What is asked
Tally all lines containing the word "suatu". Give the number alone.

Provided material

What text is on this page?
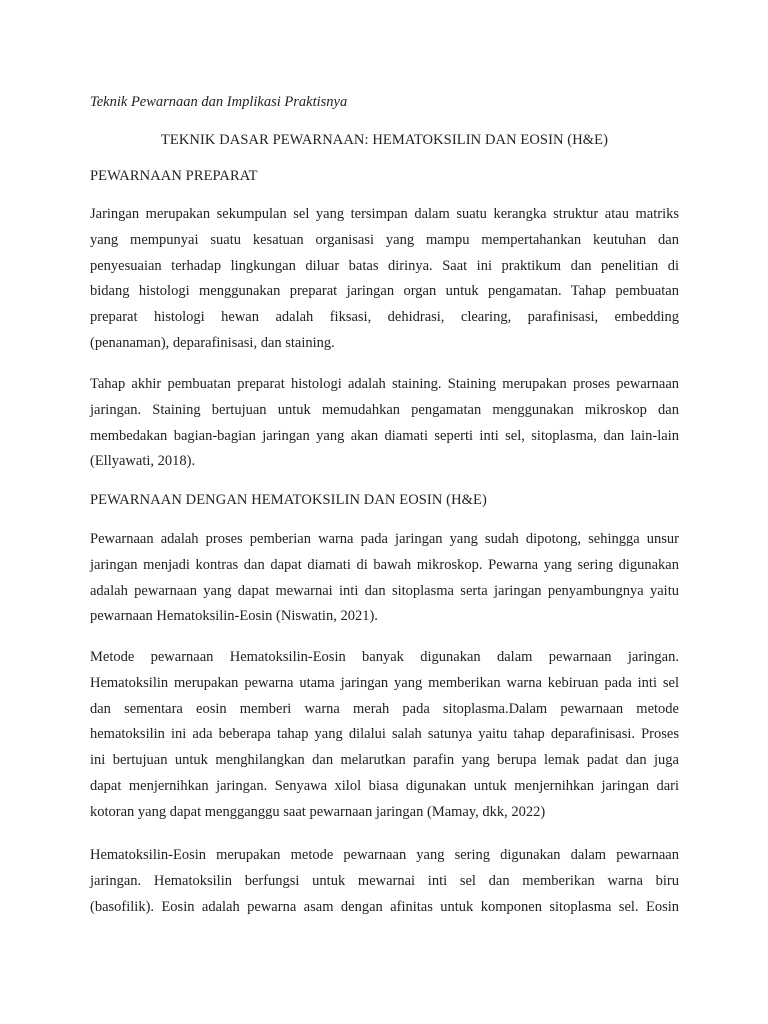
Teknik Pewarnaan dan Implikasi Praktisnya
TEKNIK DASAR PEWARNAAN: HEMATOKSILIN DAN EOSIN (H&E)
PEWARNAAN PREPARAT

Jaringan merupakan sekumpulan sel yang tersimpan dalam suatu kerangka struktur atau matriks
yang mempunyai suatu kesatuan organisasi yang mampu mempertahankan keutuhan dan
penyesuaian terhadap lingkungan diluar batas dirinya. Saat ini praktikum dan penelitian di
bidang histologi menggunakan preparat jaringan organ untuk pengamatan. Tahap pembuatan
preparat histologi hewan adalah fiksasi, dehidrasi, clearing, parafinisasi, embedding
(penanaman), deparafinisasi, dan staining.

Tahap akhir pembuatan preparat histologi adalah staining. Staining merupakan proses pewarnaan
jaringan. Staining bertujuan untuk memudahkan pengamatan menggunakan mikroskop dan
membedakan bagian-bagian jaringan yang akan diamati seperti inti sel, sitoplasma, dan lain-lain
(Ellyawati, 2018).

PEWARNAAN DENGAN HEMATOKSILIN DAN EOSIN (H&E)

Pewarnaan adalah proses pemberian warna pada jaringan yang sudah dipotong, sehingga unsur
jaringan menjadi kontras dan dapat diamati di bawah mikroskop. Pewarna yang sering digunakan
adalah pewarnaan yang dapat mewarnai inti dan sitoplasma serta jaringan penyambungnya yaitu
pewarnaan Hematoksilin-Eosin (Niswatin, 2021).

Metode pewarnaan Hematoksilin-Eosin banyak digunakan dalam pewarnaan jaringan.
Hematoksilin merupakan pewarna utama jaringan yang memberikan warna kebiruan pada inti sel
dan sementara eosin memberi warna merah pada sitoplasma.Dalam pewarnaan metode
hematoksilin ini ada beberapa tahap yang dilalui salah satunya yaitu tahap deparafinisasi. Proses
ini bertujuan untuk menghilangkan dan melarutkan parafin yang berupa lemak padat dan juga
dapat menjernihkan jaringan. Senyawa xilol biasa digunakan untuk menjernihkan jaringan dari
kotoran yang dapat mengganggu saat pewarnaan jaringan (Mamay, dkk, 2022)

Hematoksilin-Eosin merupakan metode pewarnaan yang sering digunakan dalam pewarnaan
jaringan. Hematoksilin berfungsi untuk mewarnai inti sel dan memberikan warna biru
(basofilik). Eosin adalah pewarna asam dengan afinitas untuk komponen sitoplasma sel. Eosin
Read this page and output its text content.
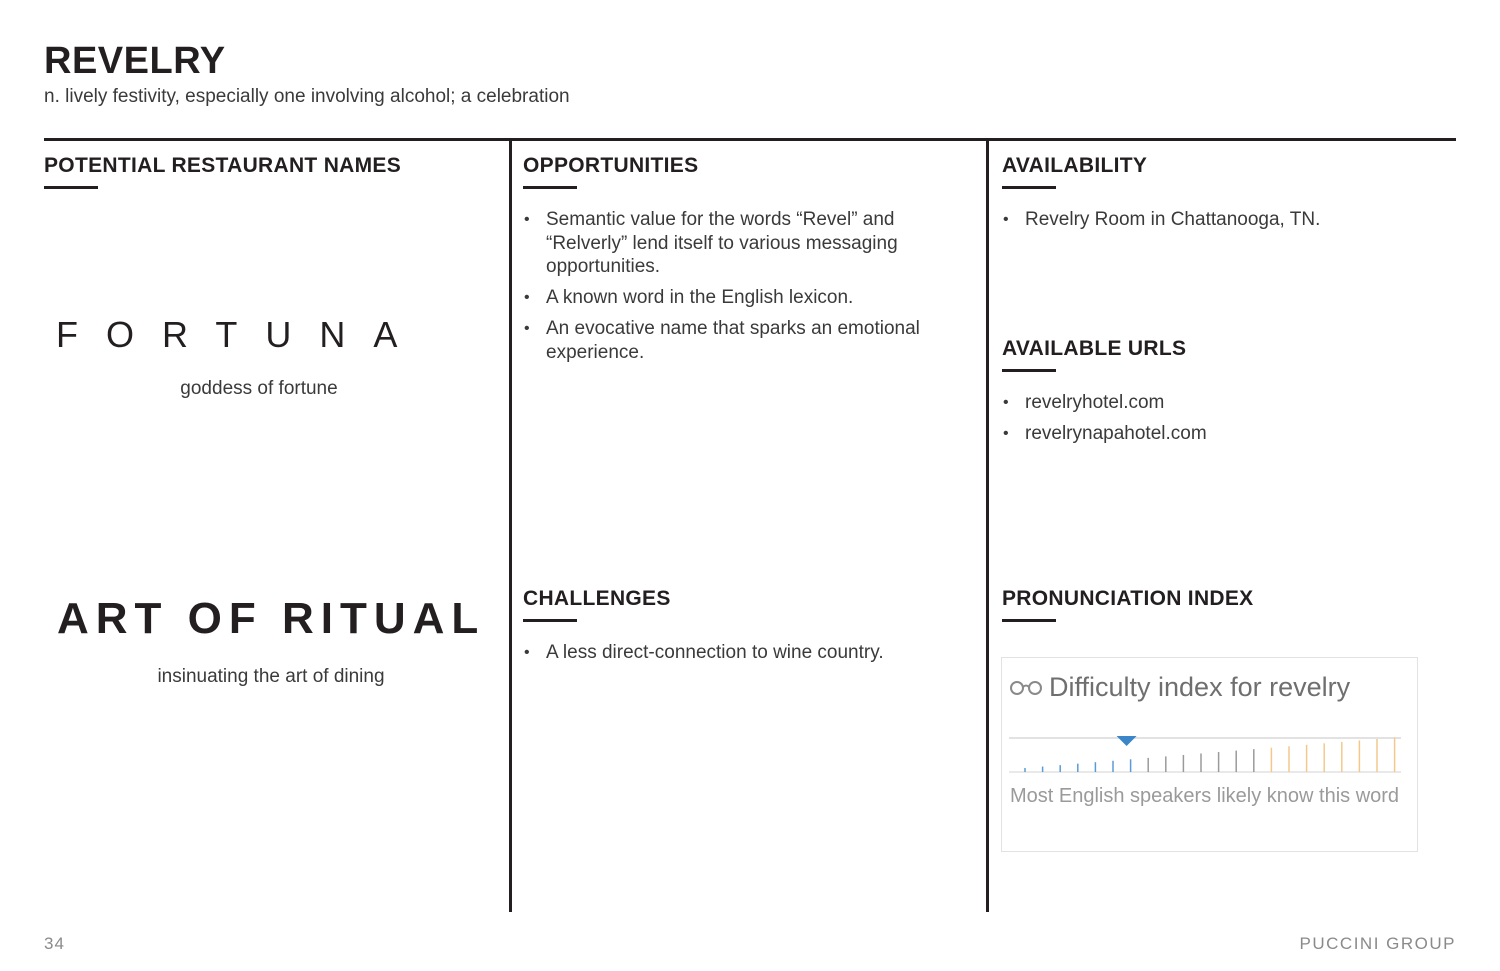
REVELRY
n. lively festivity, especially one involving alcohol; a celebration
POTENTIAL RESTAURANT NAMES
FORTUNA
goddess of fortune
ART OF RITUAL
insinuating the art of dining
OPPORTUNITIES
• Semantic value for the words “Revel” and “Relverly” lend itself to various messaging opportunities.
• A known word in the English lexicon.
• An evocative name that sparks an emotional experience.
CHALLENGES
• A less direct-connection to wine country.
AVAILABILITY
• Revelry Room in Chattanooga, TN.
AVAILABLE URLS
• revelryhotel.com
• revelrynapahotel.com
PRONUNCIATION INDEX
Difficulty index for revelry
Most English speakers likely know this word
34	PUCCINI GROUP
---
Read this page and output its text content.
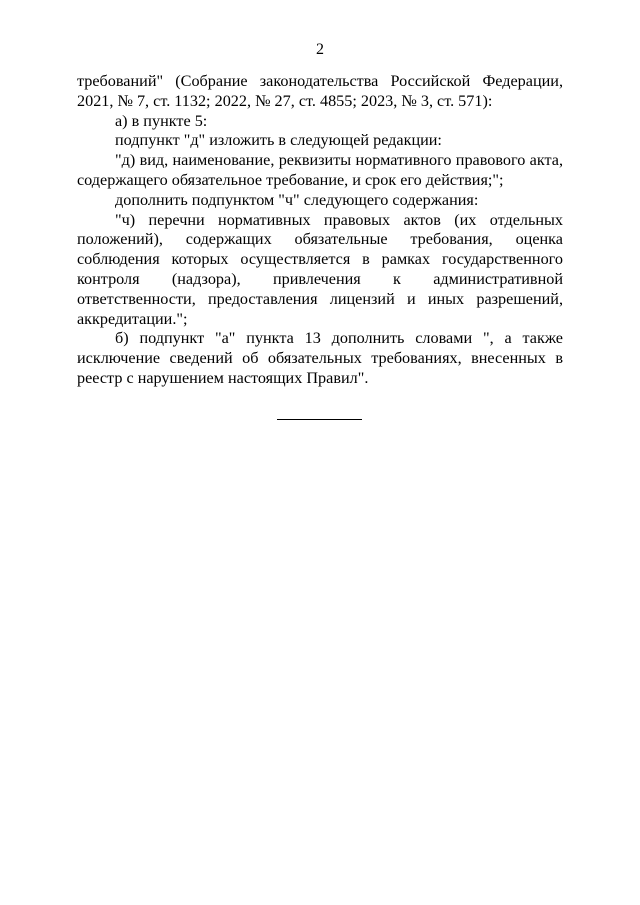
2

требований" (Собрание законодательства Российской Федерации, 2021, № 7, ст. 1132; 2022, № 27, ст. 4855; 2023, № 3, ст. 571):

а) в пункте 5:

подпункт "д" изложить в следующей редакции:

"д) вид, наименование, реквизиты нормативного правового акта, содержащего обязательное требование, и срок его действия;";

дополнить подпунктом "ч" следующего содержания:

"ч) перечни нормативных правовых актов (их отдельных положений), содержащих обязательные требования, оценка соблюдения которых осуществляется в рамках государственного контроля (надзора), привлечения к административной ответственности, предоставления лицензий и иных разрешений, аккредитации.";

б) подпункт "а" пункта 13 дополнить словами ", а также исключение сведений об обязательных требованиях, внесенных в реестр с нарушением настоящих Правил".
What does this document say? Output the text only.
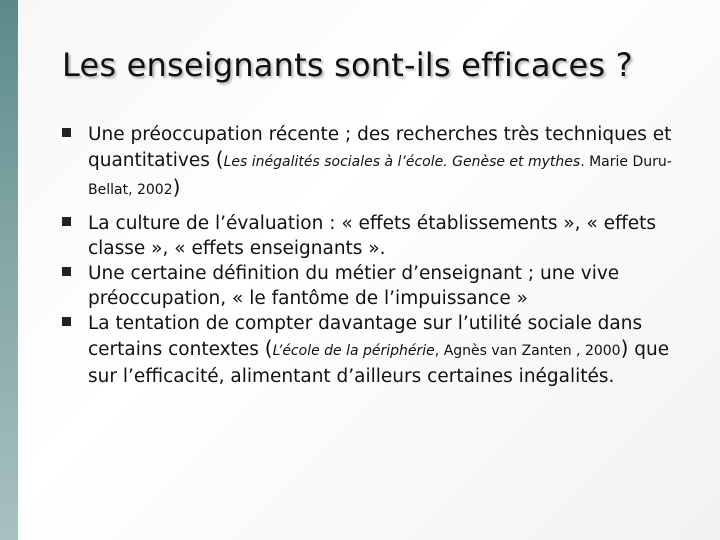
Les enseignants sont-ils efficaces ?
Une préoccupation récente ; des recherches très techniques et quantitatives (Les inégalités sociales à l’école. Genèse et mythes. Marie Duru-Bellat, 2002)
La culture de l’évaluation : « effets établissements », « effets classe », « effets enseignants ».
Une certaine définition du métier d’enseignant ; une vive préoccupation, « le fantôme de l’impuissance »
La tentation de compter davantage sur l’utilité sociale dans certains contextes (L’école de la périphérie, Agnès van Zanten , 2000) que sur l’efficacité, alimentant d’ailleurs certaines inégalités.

Output
2